RECORDS PROVIDED:
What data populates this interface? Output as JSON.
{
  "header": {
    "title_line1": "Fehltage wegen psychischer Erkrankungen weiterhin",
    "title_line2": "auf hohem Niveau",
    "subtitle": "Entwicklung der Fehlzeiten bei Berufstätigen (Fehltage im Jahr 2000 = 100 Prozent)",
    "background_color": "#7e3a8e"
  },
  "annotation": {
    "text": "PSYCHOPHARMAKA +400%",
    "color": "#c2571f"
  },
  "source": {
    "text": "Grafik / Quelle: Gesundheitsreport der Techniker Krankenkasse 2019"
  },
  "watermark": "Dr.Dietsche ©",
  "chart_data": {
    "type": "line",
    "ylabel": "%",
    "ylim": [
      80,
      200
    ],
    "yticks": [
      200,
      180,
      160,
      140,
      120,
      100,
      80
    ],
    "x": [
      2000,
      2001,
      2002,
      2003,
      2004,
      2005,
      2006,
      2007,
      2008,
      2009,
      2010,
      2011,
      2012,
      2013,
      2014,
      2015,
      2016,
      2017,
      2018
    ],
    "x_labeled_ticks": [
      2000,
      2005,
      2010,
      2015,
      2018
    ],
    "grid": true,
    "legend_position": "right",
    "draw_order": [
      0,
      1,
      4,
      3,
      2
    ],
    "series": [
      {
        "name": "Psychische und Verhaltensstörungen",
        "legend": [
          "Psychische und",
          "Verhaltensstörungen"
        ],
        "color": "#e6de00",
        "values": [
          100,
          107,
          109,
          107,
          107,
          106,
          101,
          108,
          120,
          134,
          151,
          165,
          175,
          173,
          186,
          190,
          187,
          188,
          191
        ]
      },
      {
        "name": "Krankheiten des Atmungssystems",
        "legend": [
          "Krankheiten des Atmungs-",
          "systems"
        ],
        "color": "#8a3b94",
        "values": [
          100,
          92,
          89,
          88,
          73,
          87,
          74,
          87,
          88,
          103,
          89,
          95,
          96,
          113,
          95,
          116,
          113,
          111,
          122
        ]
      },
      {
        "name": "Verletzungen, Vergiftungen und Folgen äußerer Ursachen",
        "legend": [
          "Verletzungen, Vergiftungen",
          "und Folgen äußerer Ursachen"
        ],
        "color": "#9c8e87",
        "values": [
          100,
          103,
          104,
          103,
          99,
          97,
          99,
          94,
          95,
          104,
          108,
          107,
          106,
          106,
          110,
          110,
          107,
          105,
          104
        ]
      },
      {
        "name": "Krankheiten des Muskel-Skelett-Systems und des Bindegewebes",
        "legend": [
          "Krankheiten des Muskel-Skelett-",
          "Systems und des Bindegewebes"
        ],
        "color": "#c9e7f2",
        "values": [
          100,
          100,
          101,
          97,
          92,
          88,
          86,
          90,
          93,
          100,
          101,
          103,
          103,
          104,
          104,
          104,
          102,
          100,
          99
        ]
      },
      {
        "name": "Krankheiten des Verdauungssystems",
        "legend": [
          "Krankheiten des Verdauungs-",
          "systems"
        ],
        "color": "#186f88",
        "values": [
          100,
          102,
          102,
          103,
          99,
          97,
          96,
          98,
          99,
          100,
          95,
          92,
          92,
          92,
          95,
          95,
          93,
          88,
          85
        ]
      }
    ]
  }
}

GOAL: Restate all of the entries above precisely.

EXERCISE RESPONSE:
What data populates this interface? Output as JSON.
{
  "header": {
    "title_line1": "Fehltage wegen psychischer Erkrankungen weiterhin",
    "title_line2": "auf hohem Niveau",
    "subtitle": "Entwicklung der Fehlzeiten bei Berufstätigen (Fehltage im Jahr 2000 = 100 Prozent)",
    "background_color": "#7e3a8e"
  },
  "annotation": {
    "text": "PSYCHOPHARMAKA +400%",
    "color": "#c2571f"
  },
  "source": {
    "text": "Grafik / Quelle: Gesundheitsreport der Techniker Krankenkasse 2019"
  },
  "watermark": "Dr.Dietsche ©",
  "chart_data": {
    "type": "line",
    "ylabel": "%",
    "ylim": [
      80,
      200
    ],
    "yticks": [
      200,
      180,
      160,
      140,
      120,
      100,
      80
    ],
    "x": [
      2000,
      2001,
      2002,
      2003,
      2004,
      2005,
      2006,
      2007,
      2008,
      2009,
      2010,
      2011,
      2012,
      2013,
      2014,
      2015,
      2016,
      2017,
      2018
    ],
    "x_labeled_ticks": [
      2000,
      2005,
      2010,
      2015,
      2018
    ],
    "grid": true,
    "legend_position": "right",
    "draw_order": [
      0,
      1,
      4,
      3,
      2
    ],
    "series": [
      {
        "name": "Psychische und Verhaltensstörungen",
        "legend": [
          "Psychische und",
          "Verhaltensstörungen"
        ],
        "color": "#e6de00",
        "values": [
          100,
          107,
          109,
          107,
          107,
          106,
          101,
          108,
          120,
          134,
          151,
          165,
          175,
          173,
          186,
          190,
          187,
          188,
          191
        ]
      },
      {
        "name": "Krankheiten des Atmungssystems",
        "legend": [
          "Krankheiten des Atmungs-",
          "systems"
        ],
        "color": "#8a3b94",
        "values": [
          100,
          92,
          89,
          88,
          73,
          87,
          74,
          87,
          88,
          103,
          89,
          95,
          96,
          113,
          95,
          116,
          113,
          111,
          122
        ]
      },
      {
        "name": "Verletzungen, Vergiftungen und Folgen äußerer Ursachen",
        "legend": [
          "Verletzungen, Vergiftungen",
          "und Folgen äußerer Ursachen"
        ],
        "color": "#9c8e87",
        "values": [
          100,
          103,
          104,
          103,
          99,
          97,
          99,
          94,
          95,
          104,
          108,
          107,
          106,
          106,
          110,
          110,
          107,
          105,
          104
        ]
      },
      {
        "name": "Krankheiten des Muskel-Skelett-Systems und des Bindegewebes",
        "legend": [
          "Krankheiten des Muskel-Skelett-",
          "Systems und des Bindegewebes"
        ],
        "color": "#c9e7f2",
        "values": [
          100,
          100,
          101,
          97,
          92,
          88,
          86,
          90,
          93,
          100,
          101,
          103,
          103,
          104,
          104,
          104,
          102,
          100,
          99
        ]
      },
      {
        "name": "Krankheiten des Verdauungssystems",
        "legend": [
          "Krankheiten des Verdauungs-",
          "systems"
        ],
        "color": "#186f88",
        "values": [
          100,
          102,
          102,
          103,
          99,
          97,
          96,
          98,
          99,
          100,
          95,
          92,
          92,
          92,
          95,
          95,
          93,
          88,
          85
        ]
      }
    ]
  }
}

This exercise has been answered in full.